Copy each line below that contains "νέφωσης".

— start of RECORDS FOR THIS TASK —

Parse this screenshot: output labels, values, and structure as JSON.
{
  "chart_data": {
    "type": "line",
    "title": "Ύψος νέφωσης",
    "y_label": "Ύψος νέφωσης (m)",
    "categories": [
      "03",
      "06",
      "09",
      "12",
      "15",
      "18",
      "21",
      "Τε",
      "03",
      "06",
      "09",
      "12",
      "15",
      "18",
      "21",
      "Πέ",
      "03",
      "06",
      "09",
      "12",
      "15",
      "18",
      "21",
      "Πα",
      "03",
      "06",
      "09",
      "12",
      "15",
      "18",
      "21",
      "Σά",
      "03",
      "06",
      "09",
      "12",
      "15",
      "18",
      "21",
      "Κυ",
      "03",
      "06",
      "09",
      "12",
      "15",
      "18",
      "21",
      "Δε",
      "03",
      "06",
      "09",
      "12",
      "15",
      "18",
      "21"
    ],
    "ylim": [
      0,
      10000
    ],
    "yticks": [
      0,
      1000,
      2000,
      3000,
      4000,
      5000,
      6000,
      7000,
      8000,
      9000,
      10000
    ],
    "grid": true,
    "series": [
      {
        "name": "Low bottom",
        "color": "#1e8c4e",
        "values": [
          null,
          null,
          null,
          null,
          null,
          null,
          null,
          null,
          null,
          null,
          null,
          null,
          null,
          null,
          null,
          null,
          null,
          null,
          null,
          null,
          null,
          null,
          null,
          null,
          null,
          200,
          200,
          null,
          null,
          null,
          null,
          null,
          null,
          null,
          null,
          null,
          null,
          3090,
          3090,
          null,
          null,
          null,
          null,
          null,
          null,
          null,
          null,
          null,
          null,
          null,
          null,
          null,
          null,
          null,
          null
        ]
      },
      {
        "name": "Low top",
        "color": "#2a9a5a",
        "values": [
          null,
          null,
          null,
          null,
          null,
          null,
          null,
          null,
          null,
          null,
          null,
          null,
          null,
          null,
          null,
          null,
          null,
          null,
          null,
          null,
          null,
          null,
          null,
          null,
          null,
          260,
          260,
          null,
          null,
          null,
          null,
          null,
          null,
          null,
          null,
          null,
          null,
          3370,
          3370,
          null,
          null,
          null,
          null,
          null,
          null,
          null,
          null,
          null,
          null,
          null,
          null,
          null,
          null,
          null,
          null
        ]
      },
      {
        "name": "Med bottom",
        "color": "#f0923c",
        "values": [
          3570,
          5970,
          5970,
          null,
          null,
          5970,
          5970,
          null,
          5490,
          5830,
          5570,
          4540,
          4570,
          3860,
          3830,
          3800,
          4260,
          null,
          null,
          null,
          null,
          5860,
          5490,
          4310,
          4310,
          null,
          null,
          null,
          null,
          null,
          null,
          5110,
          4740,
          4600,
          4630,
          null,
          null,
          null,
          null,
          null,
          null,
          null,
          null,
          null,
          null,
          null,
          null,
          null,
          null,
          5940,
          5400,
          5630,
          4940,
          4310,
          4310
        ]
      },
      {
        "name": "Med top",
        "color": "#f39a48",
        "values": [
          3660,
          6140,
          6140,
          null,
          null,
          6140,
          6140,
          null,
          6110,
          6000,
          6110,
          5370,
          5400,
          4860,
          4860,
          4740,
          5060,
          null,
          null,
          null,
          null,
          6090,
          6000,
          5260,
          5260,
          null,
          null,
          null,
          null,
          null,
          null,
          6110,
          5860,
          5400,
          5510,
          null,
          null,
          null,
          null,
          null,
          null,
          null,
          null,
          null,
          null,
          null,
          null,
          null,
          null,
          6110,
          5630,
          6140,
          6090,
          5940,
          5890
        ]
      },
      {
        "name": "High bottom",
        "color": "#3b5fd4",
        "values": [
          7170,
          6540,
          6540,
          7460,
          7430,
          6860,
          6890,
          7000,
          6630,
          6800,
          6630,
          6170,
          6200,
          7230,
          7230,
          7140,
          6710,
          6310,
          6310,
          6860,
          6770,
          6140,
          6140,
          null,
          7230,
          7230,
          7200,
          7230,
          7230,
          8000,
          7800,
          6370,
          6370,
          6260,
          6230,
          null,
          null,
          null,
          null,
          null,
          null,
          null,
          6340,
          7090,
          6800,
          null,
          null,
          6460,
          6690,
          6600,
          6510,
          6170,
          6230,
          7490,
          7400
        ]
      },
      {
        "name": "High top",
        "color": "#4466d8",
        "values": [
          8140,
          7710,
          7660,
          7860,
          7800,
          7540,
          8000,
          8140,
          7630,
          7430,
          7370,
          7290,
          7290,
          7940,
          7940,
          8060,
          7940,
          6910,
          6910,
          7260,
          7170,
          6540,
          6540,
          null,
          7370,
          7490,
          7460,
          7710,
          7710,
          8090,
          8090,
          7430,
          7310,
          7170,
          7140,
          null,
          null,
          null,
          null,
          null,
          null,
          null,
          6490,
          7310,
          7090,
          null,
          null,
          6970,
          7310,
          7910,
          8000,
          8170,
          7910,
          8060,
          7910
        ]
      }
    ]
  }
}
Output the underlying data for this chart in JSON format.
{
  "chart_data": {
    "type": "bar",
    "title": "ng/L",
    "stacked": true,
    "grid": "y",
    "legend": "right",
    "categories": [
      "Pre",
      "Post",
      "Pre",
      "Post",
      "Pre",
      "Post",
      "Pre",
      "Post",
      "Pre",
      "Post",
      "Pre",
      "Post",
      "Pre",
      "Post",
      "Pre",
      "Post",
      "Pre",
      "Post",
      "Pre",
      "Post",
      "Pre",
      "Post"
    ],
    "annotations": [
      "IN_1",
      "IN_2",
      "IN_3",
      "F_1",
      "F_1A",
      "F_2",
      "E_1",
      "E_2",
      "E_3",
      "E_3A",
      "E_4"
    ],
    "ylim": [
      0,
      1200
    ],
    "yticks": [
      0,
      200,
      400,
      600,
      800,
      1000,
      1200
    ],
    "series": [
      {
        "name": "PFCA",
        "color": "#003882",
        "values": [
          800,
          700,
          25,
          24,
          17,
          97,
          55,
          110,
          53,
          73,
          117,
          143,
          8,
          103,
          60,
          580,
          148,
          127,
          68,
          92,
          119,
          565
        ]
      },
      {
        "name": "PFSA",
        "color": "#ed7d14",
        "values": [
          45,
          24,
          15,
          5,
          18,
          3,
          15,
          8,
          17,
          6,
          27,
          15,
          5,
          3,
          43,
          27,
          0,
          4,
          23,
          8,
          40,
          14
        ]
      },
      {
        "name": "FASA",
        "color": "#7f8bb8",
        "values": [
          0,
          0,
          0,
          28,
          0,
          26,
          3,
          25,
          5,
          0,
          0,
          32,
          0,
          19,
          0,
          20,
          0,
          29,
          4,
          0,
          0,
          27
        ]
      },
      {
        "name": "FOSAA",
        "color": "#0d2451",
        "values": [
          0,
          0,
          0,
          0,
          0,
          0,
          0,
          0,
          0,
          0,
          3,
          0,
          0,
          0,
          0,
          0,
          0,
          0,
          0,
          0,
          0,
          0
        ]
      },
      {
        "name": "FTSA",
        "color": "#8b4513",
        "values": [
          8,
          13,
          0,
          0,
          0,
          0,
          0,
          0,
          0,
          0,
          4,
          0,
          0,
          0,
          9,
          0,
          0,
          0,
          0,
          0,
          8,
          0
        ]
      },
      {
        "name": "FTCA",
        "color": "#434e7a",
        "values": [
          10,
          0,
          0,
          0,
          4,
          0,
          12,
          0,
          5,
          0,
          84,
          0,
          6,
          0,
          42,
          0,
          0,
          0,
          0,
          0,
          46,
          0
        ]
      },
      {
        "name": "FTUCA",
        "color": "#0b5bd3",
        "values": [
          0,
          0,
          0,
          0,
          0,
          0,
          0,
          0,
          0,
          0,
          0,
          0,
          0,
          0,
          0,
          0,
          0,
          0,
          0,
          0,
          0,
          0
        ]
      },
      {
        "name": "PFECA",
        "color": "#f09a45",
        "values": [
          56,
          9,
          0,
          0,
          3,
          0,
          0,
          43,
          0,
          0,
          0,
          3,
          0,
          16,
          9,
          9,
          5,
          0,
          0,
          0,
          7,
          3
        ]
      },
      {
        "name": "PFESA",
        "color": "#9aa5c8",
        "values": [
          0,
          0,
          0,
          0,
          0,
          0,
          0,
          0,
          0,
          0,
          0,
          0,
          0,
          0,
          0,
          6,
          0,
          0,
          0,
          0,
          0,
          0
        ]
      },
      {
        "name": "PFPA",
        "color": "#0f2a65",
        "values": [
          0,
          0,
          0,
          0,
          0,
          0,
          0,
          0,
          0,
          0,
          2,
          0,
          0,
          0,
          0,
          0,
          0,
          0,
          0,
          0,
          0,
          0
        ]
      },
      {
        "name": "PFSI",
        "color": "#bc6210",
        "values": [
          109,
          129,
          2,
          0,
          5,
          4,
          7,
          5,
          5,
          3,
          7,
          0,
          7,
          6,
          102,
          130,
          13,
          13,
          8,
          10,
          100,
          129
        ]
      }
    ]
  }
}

— end of RECORDS FOR THIS TASK —

EXERCISE ANSWER
    "title": "Ύψος νέφωσης",
    "y_label": "Ύψος νέφωσης (m)",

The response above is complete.